[Dataset records]

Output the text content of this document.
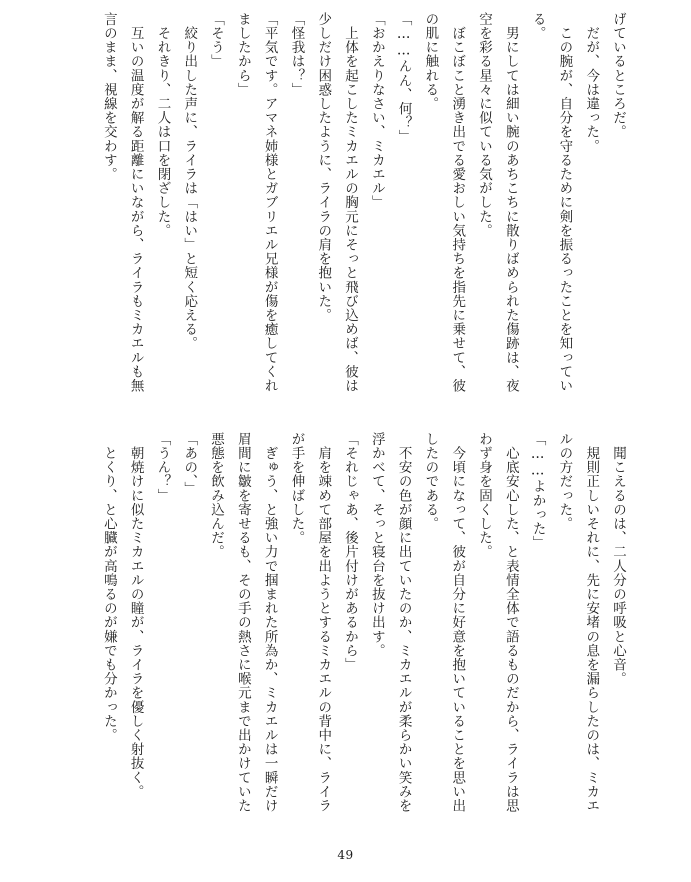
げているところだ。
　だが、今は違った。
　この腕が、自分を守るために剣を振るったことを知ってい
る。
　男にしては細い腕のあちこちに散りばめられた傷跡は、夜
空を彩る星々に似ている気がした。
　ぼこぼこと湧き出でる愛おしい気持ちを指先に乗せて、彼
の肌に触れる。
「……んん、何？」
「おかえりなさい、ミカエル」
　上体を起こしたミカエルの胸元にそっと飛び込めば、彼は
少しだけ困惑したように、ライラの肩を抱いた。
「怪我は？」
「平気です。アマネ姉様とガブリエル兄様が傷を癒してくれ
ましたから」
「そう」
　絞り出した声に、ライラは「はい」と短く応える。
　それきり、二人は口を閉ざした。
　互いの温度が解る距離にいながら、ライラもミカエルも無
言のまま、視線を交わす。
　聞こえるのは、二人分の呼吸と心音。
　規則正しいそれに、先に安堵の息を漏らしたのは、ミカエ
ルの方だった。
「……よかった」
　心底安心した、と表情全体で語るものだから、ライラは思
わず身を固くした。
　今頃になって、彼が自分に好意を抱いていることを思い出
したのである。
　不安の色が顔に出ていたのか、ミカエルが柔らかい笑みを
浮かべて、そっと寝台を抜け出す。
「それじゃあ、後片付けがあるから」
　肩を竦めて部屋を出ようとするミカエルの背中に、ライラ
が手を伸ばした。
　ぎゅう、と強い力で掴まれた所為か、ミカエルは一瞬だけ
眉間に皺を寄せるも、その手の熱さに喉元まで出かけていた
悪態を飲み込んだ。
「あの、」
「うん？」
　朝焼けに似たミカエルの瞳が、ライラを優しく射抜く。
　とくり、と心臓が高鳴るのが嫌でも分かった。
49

# What is expected:
Quote every entry exactly, with the pictures omitted.

# Answer below:
Output the text content of this document.
げているところだ。
　だが、今は違った。
　この腕が、自分を守るために剣を振るったことを知ってい
る。
　男にしては細い腕のあちこちに散りばめられた傷跡は、夜
空を彩る星々に似ている気がした。
　ぼこぼこと湧き出でる愛おしい気持ちを指先に乗せて、彼
の肌に触れる。
「……んん、何？」
「おかえりなさい、ミカエル」
　上体を起こしたミカエルの胸元にそっと飛び込めば、彼は
少しだけ困惑したように、ライラの肩を抱いた。
「怪我は？」
「平気です。アマネ姉様とガブリエル兄様が傷を癒してくれ
ましたから」
「そう」
　絞り出した声に、ライラは「はい」と短く応える。
　それきり、二人は口を閉ざした。
　互いの温度が解る距離にいながら、ライラもミカエルも無
言のまま、視線を交わす。
　聞こえるのは、二人分の呼吸と心音。
　規則正しいそれに、先に安堵の息を漏らしたのは、ミカエ
ルの方だった。
「……よかった」
　心底安心した、と表情全体で語るものだから、ライラは思
わず身を固くした。
　今頃になって、彼が自分に好意を抱いていることを思い出
したのである。
　不安の色が顔に出ていたのか、ミカエルが柔らかい笑みを
浮かべて、そっと寝台を抜け出す。
「それじゃあ、後片付けがあるから」
　肩を竦めて部屋を出ようとするミカエルの背中に、ライラ
が手を伸ばした。
　ぎゅう、と強い力で掴まれた所為か、ミカエルは一瞬だけ
眉間に皺を寄せるも、その手の熱さに喉元まで出かけていた
悪態を飲み込んだ。
「あの、」
「うん？」
　朝焼けに似たミカエルの瞳が、ライラを優しく射抜く。
　とくり、と心臓が高鳴るのが嫌でも分かった。
49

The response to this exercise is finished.